[Records that describe figures]

+++++

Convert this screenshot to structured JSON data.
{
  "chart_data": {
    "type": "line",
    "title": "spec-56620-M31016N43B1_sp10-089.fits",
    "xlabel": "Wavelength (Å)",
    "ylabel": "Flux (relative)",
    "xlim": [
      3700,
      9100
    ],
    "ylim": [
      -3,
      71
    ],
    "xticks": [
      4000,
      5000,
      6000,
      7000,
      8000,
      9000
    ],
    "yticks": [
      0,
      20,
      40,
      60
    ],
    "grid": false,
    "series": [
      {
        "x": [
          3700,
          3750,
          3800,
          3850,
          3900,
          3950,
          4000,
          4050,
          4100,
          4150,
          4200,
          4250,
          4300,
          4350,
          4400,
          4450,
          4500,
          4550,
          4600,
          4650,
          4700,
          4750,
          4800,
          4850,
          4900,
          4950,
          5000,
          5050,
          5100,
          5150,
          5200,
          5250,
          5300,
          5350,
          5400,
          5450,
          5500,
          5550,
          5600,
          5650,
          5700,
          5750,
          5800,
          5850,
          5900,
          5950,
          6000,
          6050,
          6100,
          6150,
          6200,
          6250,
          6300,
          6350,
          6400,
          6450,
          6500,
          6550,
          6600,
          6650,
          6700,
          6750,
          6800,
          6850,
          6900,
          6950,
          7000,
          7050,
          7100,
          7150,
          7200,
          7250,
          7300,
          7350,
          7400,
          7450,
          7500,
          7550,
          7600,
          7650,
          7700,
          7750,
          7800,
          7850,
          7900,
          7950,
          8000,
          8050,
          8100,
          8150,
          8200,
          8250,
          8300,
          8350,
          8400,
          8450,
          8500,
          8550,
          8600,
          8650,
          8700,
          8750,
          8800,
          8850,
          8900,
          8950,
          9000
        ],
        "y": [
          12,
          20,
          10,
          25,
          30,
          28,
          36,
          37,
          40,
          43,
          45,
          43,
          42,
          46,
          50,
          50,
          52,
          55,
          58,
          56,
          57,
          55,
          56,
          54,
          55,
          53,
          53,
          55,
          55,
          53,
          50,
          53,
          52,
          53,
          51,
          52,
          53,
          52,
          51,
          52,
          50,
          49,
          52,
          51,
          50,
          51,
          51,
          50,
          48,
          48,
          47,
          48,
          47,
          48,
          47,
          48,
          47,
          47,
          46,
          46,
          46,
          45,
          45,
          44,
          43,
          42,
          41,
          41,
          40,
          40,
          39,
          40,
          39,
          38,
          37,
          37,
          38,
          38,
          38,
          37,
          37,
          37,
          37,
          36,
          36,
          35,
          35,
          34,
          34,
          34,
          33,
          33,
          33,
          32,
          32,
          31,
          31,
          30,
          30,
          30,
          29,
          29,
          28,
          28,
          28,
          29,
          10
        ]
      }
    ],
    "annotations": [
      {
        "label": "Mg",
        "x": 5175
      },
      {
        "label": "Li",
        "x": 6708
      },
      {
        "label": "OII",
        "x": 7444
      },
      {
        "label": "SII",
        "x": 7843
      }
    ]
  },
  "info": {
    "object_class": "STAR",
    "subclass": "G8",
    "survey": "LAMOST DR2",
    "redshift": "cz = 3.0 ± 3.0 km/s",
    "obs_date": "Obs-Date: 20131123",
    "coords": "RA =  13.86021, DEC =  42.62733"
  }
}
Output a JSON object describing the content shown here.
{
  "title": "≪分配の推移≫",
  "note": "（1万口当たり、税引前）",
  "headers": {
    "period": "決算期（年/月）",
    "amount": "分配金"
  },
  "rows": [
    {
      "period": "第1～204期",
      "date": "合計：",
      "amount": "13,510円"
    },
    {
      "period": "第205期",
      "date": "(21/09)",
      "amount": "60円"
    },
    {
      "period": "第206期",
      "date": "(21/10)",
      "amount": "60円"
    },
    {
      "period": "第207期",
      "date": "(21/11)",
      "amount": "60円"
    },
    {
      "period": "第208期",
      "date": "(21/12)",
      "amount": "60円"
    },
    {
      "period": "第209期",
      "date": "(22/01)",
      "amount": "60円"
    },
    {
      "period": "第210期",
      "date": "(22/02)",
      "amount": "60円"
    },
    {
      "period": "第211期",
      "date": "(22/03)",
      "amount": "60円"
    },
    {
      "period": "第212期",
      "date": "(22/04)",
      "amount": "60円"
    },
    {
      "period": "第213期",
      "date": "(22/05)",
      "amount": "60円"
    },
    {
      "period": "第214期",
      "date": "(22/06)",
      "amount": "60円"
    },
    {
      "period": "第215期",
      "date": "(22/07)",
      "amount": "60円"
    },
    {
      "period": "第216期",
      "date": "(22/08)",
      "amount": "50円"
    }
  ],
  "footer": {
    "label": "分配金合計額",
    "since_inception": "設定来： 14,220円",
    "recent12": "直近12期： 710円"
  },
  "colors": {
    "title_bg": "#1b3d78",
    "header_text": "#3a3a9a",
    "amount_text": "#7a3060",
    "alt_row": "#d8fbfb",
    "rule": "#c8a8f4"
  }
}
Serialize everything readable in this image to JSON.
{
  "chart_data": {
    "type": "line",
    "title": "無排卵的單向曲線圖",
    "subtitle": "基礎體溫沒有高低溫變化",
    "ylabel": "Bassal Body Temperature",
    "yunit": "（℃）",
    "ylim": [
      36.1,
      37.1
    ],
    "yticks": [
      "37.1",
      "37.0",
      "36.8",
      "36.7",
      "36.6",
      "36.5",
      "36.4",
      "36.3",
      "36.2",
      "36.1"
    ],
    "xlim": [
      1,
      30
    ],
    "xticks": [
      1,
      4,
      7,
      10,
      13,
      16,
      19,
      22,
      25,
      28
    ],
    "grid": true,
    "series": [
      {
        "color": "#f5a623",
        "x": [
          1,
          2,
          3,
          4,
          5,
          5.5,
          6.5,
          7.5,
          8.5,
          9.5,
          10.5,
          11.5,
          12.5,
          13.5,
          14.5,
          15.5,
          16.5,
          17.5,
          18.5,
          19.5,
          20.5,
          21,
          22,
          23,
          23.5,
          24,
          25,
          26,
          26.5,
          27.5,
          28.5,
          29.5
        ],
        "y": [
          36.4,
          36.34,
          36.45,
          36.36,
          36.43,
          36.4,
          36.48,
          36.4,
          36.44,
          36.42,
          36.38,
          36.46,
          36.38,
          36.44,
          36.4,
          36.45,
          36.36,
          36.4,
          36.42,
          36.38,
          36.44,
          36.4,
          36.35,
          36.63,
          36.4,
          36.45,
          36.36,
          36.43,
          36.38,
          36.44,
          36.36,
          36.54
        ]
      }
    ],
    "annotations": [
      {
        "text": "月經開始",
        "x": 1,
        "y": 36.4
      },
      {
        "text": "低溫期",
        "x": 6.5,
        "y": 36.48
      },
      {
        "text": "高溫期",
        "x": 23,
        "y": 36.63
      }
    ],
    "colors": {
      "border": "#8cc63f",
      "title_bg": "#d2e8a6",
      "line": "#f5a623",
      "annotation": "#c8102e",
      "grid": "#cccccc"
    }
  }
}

+++++

Return, unchanged, each line from the line containing "Serialize everything readable" through the last line of the material.

COMPLETE OUTPUT:
Serialize everything readable in this image to JSON.
{
  "chart_data": {
    "type": "line",
    "title": "無排卵的單向曲線圖",
    "subtitle": "基礎體溫沒有高低溫變化",
    "ylabel": "Bassal Body Temperature",
    "yunit": "（℃）",
    "ylim": [
      36.1,
      37.1
    ],
    "yticks": [
      "37.1",
      "37.0",
      "36.8",
      "36.7",
      "36.6",
      "36.5",
      "36.4",
      "36.3",
      "36.2",
      "36.1"
    ],
    "xlim": [
      1,
      30
    ],
    "xticks": [
      1,
      4,
      7,
      10,
      13,
      16,
      19,
      22,
      25,
      28
    ],
    "grid": true,
    "series": [
      {
        "color": "#f5a623",
        "x": [
          1,
          2,
          3,
          4,
          5,
          5.5,
          6.5,
          7.5,
          8.5,
          9.5,
          10.5,
          11.5,
          12.5,
          13.5,
          14.5,
          15.5,
          16.5,
          17.5,
          18.5,
          19.5,
          20.5,
          21,
          22,
          23,
          23.5,
          24,
          25,
          26,
          26.5,
          27.5,
          28.5,
          29.5
        ],
        "y": [
          36.4,
          36.34,
          36.45,
          36.36,
          36.43,
          36.4,
          36.48,
          36.4,
          36.44,
          36.42,
          36.38,
          36.46,
          36.38,
          36.44,
          36.4,
          36.45,
          36.36,
          36.4,
          36.42,
          36.38,
          36.44,
          36.4,
          36.35,
          36.63,
          36.4,
          36.45,
          36.36,
          36.43,
          36.38,
          36.44,
          36.36,
          36.54
        ]
      }
    ],
    "annotations": [
      {
        "text": "月經開始",
        "x": 1,
        "y": 36.4
      },
      {
        "text": "低溫期",
        "x": 6.5,
        "y": 36.48
      },
      {
        "text": "高溫期",
        "x": 23,
        "y": 36.63
      }
    ],
    "colors": {
      "border": "#8cc63f",
      "title_bg": "#d2e8a6",
      "line": "#f5a623",
      "annotation": "#c8102e",
      "grid": "#cccccc"
    }
  }
}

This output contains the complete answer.